** start **

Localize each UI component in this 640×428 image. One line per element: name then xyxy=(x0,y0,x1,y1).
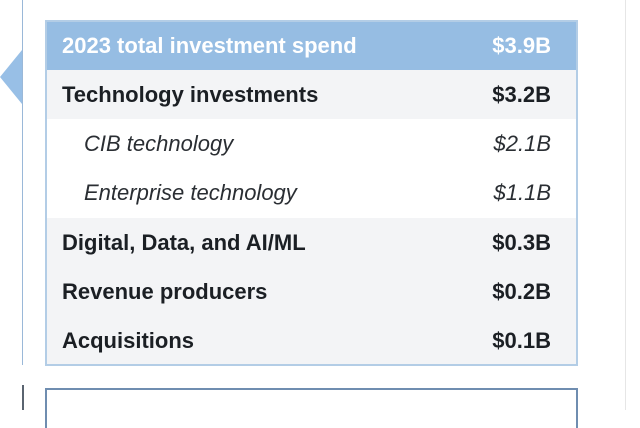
table-row-cib-technology: CIB technology $2.1B xyxy=(47,119,576,169)
table-row-revenue-producers: Revenue producers $0.2B xyxy=(47,267,576,317)
right-edge-line xyxy=(625,0,626,410)
row-value: $1.1B xyxy=(493,180,552,206)
row-value: $2.1B xyxy=(493,130,552,156)
table-row-technology-investments: Technology investments $3.2B xyxy=(47,70,576,120)
header-value: $3.9B xyxy=(492,33,551,58)
left-vertical-rule xyxy=(22,0,23,365)
row-label: Digital, Data, and AI/ML xyxy=(62,229,306,255)
row-value: $0.1B xyxy=(492,328,551,354)
callout-pointer-icon xyxy=(0,50,22,104)
row-label: CIB technology xyxy=(84,130,234,156)
row-label: Acquisitions xyxy=(62,328,195,354)
left-vertical-rule-lower xyxy=(22,385,24,410)
row-value: $0.3B xyxy=(492,229,551,255)
next-panel-top-edge xyxy=(45,388,578,428)
row-value: $0.2B xyxy=(492,278,551,304)
investment-table: 2023 total investment spend $3.9B Techno… xyxy=(45,20,578,366)
table-row-acquisitions: Acquisitions $0.1B xyxy=(47,316,576,364)
header-label: 2023 total investment spend xyxy=(62,33,357,58)
row-label: Enterprise technology xyxy=(84,180,297,206)
row-label: Technology investments xyxy=(62,81,319,107)
row-value: $3.2B xyxy=(492,81,551,107)
table-header-row: 2023 total investment spend $3.9B xyxy=(47,22,576,70)
row-label: Revenue producers xyxy=(62,278,268,304)
table-row-enterprise-technology: Enterprise technology $1.1B xyxy=(47,168,576,218)
table-row-digital-data-ai-ml: Digital, Data, and AI/ML $0.3B xyxy=(47,217,576,268)
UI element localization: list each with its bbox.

** end **

◆ TO BE DONE:
Copy every line of the records above word for word, leaving out the pictures.

◆ FINAL RESULT:
Localize each UI component in this 640×428 image. One line per element: name then xyxy=(x0,y0,x1,y1).
table-row-cib-technology: CIB technology $2.1B xyxy=(47,119,576,169)
table-row-revenue-producers: Revenue producers $0.2B xyxy=(47,267,576,317)
right-edge-line xyxy=(625,0,626,410)
row-value: $1.1B xyxy=(493,180,552,206)
row-value: $2.1B xyxy=(493,130,552,156)
table-row-technology-investments: Technology investments $3.2B xyxy=(47,70,576,120)
header-value: $3.9B xyxy=(492,33,551,58)
left-vertical-rule xyxy=(22,0,23,365)
row-label: Digital, Data, and AI/ML xyxy=(62,229,306,255)
row-value: $0.1B xyxy=(492,328,551,354)
callout-pointer-icon xyxy=(0,50,22,104)
row-label: CIB technology xyxy=(84,130,234,156)
row-label: Acquisitions xyxy=(62,328,195,354)
left-vertical-rule-lower xyxy=(22,385,24,410)
row-value: $0.3B xyxy=(492,229,551,255)
next-panel-top-edge xyxy=(45,388,578,428)
row-value: $0.2B xyxy=(492,278,551,304)
investment-table: 2023 total investment spend $3.9B Techno… xyxy=(45,20,578,366)
table-row-acquisitions: Acquisitions $0.1B xyxy=(47,316,576,364)
header-label: 2023 total investment spend xyxy=(62,33,357,58)
row-label: Enterprise technology xyxy=(84,180,297,206)
row-label: Technology investments xyxy=(62,81,319,107)
row-value: $3.2B xyxy=(492,81,551,107)
table-header-row: 2023 total investment spend $3.9B xyxy=(47,22,576,70)
row-label: Revenue producers xyxy=(62,278,268,304)
table-row-enterprise-technology: Enterprise technology $1.1B xyxy=(47,168,576,218)
table-row-digital-data-ai-ml: Digital, Data, and AI/ML $0.3B xyxy=(47,217,576,268)
UI element localization: list each with its bbox.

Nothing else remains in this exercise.